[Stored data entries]
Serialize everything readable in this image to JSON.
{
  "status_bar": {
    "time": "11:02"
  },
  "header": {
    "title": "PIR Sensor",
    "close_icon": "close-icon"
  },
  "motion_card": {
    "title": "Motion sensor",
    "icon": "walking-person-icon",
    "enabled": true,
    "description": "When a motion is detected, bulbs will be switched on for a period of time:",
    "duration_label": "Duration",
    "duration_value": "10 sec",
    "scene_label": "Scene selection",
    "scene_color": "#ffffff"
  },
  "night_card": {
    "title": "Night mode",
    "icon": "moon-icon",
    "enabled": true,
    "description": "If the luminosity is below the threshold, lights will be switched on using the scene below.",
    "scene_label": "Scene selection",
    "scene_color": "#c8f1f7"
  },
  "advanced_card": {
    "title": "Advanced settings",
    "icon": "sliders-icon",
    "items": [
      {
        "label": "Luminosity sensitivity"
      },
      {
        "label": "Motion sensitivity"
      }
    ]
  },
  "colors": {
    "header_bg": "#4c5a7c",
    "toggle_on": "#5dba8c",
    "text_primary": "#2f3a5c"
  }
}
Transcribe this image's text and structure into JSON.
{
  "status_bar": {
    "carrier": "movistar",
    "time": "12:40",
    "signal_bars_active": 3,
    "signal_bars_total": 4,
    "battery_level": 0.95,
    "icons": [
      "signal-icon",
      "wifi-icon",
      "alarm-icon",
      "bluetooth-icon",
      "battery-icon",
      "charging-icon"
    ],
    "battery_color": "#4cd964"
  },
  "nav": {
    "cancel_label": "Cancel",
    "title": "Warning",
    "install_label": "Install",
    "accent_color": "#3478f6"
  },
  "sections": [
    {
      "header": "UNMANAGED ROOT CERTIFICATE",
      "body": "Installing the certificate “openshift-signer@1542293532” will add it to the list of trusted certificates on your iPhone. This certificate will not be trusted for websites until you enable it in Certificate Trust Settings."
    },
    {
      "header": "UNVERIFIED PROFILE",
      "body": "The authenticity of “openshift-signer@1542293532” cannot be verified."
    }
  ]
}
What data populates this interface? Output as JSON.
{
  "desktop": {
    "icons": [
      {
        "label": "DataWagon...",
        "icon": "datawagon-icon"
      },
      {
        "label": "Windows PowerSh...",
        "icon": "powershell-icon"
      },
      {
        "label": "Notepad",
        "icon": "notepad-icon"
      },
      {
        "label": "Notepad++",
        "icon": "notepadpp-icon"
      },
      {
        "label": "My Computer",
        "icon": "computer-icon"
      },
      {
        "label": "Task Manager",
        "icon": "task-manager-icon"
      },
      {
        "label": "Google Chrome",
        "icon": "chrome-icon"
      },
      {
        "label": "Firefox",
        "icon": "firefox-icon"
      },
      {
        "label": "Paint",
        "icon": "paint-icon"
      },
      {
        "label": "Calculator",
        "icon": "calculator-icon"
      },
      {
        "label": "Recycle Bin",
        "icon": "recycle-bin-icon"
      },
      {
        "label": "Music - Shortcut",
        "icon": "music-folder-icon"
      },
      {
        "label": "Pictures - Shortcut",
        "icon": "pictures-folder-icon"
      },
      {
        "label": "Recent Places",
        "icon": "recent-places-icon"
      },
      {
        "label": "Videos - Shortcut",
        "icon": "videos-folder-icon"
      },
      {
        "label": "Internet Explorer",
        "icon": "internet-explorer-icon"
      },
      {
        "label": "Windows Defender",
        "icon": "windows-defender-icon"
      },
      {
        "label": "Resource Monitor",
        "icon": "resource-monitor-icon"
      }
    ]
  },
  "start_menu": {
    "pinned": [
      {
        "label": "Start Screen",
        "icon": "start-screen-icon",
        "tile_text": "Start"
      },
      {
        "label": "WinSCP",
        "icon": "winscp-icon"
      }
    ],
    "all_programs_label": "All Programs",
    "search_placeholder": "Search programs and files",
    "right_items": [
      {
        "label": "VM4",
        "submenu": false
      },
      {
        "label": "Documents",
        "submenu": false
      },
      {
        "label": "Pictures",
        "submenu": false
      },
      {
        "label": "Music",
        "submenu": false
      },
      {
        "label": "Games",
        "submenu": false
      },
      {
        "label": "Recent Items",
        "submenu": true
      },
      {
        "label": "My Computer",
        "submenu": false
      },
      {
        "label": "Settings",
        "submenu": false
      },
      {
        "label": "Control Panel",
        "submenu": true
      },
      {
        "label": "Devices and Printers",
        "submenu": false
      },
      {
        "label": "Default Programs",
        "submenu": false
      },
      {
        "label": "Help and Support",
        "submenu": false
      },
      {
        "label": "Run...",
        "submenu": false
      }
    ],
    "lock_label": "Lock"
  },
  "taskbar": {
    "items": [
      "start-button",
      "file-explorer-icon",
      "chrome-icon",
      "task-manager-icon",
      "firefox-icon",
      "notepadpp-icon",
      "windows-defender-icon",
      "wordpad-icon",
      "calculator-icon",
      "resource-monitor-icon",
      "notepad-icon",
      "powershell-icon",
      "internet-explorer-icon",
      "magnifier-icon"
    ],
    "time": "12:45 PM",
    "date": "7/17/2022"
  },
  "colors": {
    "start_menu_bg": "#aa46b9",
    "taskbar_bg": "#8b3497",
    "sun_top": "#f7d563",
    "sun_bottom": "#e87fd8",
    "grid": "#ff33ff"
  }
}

Exercise prompt: From the listing, tally every line with the word "openshift" in it and give only the tally.

Written solution: 2